Exercise goal - Write the data out again exactly, with no pictures.
— START —
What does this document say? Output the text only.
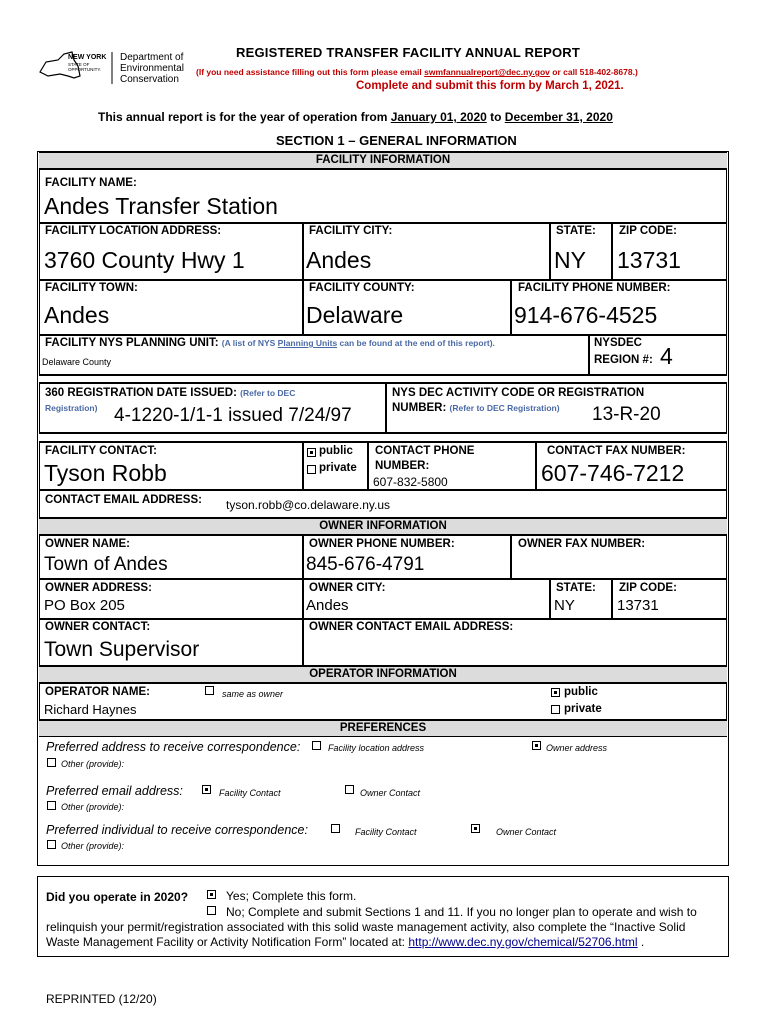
NEW YORK
STATE OF OPPORTUNITY.
Department of Environmental Conservation
REGISTERED TRANSFER FACILITY ANNUAL REPORT
(If you need assistance filling out this form please email swmfannualreport@dec.ny.gov or call 518-402-8678.)
Complete and submit this form by March 1, 2021.
This annual report is for the year of operation from January 01, 2020 to December 31, 2020
SECTION 1 – GENERAL INFORMATION
FACILITY INFORMATION
FACILITY NAME:
Andes Transfer Station
FACILITY LOCATION ADDRESS:	FACILITY CITY:	STATE: ZIP CODE:
3760 County Hwy 1	Andes	NY 13731
FACILITY TOWN:	FACILITY COUNTY:	FACILITY PHONE NUMBER:
Andes	Delaware	914-676-4525
FACILITY NYS PLANNING UNIT: (A list of NYS Planning Units can be found at the end of this report).
Delaware County
NYSDEC
REGION #: 4
360 REGISTRATION DATE ISSUED: (Refer to DEC
Registration) 4-1220-1/1-1 issued 7/24/97
NYS DEC ACTIVITY CODE OR REGISTRATION
NUMBER: (Refer to DEC Registration) 13-R-20
FACILITY CONTACT:
Tyson Robb
public
private
CONTACT PHONE
NUMBER:
607-832-5800
CONTACT FAX NUMBER:
607-746-7212
CONTACT EMAIL ADDRESS: tyson.robb@co.delaware.ny.us
OWNER INFORMATION
OWNER NAME:	OWNER PHONE NUMBER:	OWNER FAX NUMBER:
Town of Andes	845-676-4791
OWNER ADDRESS:	OWNER CITY:	STATE: ZIP CODE:
PO Box 205	Andes	NY	13731
OWNER CONTACT:	OWNER CONTACT EMAIL ADDRESS:
Town Supervisor
OPERATOR INFORMATION
OPERATOR NAME:	same as owner
Richard Haynes
public
private
PREFERENCES
Preferred address to receive correspondence:	Facility location address	Owner address
Other (provide):
Preferred email address:	Facility Contact	Owner Contact
Other (provide):
Preferred individual to receive correspondence:	Facility Contact	Owner Contact
Other (provide):
Did you operate in 2020?	Yes; Complete this form.
No; Complete and submit Sections 1 and 11. If you no longer plan to operate and wish to
relinquish your permit/registration associated with this solid waste management activity, also complete the “Inactive Solid
Waste Management Facility or Activity Notification Form” located at: http://www.dec.ny.gov/chemical/52706.html .
REPRINTED (12/20)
— END —
Exercise response -
What does this document say? Output the text only.
NEW YORK
STATE OF OPPORTUNITY.
Department of Environmental Conservation
REGISTERED TRANSFER FACILITY ANNUAL REPORT
(If you need assistance filling out this form please email swmfannualreport@dec.ny.gov or call 518-402-8678.)
Complete and submit this form by March 1, 2021.
This annual report is for the year of operation from January 01, 2020 to December 31, 2020
SECTION 1 – GENERAL INFORMATION
FACILITY INFORMATION
FACILITY NAME:
Andes Transfer Station
FACILITY LOCATION ADDRESS:	FACILITY CITY:	STATE: ZIP CODE:
3760 County Hwy 1	Andes	NY 13731
FACILITY TOWN:	FACILITY COUNTY:	FACILITY PHONE NUMBER:
Andes	Delaware	914-676-4525
FACILITY NYS PLANNING UNIT: (A list of NYS Planning Units can be found at the end of this report).
Delaware County
NYSDEC
REGION #: 4
360 REGISTRATION DATE ISSUED: (Refer to DEC
Registration) 4-1220-1/1-1 issued 7/24/97
NYS DEC ACTIVITY CODE OR REGISTRATION
NUMBER: (Refer to DEC Registration) 13-R-20
FACILITY CONTACT:
Tyson Robb
public
private
CONTACT PHONE
NUMBER:
607-832-5800
CONTACT FAX NUMBER:
607-746-7212
CONTACT EMAIL ADDRESS: tyson.robb@co.delaware.ny.us
OWNER INFORMATION
OWNER NAME:	OWNER PHONE NUMBER:	OWNER FAX NUMBER:
Town of Andes	845-676-4791
OWNER ADDRESS:	OWNER CITY:	STATE: ZIP CODE:
PO Box 205	Andes	NY	13731
OWNER CONTACT:	OWNER CONTACT EMAIL ADDRESS:
Town Supervisor
OPERATOR INFORMATION
OPERATOR NAME:	same as owner
Richard Haynes
public
private
PREFERENCES
Preferred address to receive correspondence:	Facility location address	Owner address
Other (provide):
Preferred email address:	Facility Contact	Owner Contact
Other (provide):
Preferred individual to receive correspondence:	Facility Contact	Owner Contact
Other (provide):
Did you operate in 2020?	Yes; Complete this form.
No; Complete and submit Sections 1 and 11. If you no longer plan to operate and wish to
relinquish your permit/registration associated with this solid waste management activity, also complete the “Inactive Solid
Waste Management Facility or Activity Notification Form” located at: http://www.dec.ny.gov/chemical/52706.html .
REPRINTED (12/20)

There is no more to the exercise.